Locate all lines with the word "تاريخ" and copy them out.

DATA SHOWN:
- - -
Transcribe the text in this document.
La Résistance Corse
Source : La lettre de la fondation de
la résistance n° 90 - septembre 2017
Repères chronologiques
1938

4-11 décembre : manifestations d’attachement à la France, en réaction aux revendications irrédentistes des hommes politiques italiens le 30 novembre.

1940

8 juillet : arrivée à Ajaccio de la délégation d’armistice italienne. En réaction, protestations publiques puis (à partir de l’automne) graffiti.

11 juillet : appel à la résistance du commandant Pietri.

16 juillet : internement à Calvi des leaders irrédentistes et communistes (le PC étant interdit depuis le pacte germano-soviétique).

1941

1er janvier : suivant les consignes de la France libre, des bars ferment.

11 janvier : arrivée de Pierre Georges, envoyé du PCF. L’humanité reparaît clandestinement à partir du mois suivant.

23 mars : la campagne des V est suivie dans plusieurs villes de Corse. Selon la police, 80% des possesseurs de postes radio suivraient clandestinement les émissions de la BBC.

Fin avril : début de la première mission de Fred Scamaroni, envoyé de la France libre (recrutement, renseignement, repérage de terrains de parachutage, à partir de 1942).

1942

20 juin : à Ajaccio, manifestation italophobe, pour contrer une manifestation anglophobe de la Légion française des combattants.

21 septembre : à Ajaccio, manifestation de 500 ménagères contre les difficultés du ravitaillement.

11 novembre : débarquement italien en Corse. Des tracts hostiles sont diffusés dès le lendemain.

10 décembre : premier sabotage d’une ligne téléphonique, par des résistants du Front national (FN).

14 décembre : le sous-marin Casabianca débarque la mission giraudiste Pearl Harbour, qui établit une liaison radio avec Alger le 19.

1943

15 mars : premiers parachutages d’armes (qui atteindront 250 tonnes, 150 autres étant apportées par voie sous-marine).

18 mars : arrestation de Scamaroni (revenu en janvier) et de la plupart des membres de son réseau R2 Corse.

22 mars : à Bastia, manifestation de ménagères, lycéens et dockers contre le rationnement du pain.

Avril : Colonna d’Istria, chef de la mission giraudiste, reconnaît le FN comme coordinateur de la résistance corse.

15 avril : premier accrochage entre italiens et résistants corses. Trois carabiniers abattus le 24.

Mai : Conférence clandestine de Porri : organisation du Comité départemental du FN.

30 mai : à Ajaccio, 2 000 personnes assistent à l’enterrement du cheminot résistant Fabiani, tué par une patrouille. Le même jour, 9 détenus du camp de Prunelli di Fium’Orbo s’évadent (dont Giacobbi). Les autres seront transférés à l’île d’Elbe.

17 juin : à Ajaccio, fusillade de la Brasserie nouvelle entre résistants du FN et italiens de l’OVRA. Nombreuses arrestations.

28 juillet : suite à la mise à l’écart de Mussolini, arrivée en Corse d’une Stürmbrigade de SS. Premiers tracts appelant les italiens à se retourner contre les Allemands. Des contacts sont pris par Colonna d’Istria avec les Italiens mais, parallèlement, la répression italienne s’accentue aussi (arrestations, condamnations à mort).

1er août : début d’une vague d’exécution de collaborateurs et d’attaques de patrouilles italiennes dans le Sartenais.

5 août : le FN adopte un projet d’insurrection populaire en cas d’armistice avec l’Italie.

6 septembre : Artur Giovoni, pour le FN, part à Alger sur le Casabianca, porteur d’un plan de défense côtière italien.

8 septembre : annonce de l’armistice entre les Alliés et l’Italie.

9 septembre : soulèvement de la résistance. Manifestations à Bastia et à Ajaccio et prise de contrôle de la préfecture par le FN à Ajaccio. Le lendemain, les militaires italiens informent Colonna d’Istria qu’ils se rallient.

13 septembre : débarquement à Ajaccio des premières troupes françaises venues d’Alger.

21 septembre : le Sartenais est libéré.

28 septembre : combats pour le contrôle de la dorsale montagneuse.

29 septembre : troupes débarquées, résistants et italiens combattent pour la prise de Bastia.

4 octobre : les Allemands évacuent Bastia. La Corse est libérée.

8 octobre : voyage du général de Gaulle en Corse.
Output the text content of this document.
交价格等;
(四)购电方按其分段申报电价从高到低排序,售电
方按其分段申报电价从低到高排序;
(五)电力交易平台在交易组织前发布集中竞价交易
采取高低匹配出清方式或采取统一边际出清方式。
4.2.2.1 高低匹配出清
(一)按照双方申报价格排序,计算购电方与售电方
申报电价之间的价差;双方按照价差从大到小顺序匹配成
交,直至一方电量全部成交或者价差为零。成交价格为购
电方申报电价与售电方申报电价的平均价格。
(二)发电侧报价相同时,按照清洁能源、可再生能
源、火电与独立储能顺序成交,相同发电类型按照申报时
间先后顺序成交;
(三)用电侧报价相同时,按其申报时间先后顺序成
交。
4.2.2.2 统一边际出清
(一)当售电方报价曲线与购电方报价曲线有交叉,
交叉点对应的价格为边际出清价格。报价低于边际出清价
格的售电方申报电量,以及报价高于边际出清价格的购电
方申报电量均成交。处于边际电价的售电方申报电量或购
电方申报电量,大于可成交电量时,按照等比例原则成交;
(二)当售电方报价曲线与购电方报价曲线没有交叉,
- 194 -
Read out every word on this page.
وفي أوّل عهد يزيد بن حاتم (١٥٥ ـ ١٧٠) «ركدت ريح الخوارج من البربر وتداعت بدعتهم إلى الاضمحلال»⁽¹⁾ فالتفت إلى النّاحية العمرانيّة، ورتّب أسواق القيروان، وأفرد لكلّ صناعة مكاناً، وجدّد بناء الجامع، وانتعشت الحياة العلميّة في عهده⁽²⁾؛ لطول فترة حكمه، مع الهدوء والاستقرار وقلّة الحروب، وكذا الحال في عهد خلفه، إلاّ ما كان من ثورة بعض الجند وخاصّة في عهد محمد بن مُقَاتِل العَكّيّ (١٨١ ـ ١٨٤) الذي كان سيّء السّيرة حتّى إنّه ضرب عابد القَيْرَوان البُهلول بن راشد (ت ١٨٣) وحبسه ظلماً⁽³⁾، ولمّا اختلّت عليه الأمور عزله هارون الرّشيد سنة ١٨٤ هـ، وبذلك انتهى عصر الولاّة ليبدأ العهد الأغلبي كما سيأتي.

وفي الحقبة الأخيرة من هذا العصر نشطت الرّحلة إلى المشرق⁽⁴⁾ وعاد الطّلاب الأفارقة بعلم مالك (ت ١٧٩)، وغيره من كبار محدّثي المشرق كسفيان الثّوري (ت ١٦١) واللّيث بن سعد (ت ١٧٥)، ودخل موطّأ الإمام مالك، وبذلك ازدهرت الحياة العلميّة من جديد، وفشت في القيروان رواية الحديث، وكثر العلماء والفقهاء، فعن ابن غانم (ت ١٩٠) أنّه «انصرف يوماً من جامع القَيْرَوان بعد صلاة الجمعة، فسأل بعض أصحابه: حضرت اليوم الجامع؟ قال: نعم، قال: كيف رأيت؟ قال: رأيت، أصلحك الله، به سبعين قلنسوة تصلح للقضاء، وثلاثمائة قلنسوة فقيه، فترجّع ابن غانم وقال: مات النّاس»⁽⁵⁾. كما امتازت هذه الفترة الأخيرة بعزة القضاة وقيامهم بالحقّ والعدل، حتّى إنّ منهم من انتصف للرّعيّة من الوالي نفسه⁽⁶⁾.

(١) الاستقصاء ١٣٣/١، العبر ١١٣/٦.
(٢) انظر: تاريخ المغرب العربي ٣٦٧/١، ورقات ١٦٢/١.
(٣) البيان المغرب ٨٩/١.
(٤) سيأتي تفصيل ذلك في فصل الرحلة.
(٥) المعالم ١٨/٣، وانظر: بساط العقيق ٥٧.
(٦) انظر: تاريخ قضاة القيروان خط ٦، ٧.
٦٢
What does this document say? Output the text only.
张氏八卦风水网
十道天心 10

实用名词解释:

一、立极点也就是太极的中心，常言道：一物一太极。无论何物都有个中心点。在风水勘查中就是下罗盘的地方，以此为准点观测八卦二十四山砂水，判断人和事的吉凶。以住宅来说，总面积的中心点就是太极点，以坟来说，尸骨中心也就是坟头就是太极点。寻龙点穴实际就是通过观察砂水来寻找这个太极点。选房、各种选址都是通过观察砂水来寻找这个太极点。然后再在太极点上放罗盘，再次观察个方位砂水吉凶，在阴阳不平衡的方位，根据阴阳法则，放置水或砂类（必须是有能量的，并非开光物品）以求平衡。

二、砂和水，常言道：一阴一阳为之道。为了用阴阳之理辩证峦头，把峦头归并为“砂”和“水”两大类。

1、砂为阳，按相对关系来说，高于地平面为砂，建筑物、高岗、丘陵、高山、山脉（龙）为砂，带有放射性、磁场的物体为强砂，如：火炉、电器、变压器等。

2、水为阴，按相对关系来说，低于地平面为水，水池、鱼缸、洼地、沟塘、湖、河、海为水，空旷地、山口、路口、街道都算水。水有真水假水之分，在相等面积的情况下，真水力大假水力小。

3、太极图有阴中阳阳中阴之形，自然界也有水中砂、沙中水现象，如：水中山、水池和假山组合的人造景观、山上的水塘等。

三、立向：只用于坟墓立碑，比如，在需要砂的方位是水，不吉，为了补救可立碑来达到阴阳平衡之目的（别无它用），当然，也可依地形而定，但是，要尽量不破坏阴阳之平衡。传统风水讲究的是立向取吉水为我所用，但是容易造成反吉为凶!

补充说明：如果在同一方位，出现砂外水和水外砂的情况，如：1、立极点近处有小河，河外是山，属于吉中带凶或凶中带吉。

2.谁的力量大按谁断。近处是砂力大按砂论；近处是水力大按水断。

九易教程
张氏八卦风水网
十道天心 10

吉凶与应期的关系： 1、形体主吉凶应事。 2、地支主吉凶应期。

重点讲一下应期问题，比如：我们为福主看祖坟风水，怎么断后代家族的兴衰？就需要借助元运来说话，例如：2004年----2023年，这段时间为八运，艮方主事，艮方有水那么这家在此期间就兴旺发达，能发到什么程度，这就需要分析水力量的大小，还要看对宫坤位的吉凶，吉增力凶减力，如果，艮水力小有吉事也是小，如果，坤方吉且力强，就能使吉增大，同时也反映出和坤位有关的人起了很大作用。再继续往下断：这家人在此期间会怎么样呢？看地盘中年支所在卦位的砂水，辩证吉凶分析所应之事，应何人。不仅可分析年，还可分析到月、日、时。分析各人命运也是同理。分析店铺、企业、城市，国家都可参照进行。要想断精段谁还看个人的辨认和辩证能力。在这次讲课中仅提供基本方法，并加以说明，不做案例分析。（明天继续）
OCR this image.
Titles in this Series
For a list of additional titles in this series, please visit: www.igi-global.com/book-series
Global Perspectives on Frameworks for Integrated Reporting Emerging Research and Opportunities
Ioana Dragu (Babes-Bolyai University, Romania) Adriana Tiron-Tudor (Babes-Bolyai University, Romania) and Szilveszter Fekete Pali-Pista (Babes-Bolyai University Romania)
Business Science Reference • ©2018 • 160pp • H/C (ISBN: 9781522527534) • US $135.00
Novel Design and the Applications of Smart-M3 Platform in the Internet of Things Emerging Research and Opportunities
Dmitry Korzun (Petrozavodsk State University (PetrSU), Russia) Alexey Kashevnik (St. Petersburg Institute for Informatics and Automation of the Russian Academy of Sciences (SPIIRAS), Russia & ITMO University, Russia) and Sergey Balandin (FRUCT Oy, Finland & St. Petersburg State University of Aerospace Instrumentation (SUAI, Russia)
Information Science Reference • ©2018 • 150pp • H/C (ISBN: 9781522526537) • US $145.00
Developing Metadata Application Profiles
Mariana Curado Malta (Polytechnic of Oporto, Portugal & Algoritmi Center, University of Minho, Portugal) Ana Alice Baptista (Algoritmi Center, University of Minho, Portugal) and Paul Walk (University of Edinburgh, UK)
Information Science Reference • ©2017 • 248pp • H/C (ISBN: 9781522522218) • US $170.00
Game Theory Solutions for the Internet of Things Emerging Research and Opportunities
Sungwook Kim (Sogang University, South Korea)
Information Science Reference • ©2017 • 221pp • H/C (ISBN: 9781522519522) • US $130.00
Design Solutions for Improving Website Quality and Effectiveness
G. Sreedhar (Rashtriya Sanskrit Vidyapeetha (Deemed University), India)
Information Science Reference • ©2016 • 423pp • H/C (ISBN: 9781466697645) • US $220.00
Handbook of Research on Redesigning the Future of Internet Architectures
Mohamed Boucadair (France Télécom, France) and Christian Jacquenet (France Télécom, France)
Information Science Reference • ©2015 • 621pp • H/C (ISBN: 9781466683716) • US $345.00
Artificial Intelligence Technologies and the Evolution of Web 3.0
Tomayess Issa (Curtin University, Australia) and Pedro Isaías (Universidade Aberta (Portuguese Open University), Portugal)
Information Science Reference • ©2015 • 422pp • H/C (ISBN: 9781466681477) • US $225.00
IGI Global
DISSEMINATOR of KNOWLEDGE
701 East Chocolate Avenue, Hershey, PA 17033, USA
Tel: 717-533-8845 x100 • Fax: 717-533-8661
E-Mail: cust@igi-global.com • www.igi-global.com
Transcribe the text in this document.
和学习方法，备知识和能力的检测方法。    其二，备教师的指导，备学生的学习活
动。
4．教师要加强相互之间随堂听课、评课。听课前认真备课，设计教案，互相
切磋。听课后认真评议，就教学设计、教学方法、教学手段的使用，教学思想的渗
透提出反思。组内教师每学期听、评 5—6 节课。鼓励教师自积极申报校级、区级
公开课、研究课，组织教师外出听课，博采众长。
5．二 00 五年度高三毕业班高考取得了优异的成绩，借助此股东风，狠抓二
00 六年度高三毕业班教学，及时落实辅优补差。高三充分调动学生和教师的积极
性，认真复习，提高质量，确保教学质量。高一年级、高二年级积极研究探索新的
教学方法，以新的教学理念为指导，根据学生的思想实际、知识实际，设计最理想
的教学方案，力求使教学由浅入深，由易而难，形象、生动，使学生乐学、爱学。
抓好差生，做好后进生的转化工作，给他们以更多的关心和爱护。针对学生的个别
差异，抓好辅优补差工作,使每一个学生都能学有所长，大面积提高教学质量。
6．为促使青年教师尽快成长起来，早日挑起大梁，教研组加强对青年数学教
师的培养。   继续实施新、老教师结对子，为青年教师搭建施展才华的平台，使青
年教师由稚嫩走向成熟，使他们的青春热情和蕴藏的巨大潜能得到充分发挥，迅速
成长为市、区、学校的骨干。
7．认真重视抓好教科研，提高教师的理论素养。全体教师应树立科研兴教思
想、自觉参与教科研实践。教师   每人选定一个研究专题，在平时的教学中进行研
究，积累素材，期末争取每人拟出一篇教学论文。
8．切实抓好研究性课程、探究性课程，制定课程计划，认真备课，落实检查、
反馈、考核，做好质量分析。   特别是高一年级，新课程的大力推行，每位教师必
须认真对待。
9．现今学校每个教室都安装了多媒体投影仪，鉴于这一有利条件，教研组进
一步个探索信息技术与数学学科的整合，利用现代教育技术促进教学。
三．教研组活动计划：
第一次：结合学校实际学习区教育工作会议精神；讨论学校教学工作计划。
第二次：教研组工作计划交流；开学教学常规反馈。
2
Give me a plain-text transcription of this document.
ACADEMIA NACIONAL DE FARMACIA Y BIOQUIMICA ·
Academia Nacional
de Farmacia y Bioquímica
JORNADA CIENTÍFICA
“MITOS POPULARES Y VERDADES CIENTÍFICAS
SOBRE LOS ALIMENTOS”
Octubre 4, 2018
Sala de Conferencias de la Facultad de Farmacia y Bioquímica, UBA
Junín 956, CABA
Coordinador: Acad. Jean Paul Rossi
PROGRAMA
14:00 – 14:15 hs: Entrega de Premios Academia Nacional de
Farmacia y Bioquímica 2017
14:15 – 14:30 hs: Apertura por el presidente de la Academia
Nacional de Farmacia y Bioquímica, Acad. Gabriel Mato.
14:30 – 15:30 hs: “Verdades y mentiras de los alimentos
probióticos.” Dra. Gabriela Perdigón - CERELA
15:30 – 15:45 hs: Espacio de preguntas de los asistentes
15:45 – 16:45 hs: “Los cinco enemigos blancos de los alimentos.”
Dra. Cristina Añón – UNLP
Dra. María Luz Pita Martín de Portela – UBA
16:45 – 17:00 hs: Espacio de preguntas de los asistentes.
- - -
SOLUTION:
(٢) انظر: تاريخ المغرب العربي ٣٦٧/١، ورقات ١٦٢/١.
(٦) انظر: تاريخ قضاة القيروان خط ٦، ٧.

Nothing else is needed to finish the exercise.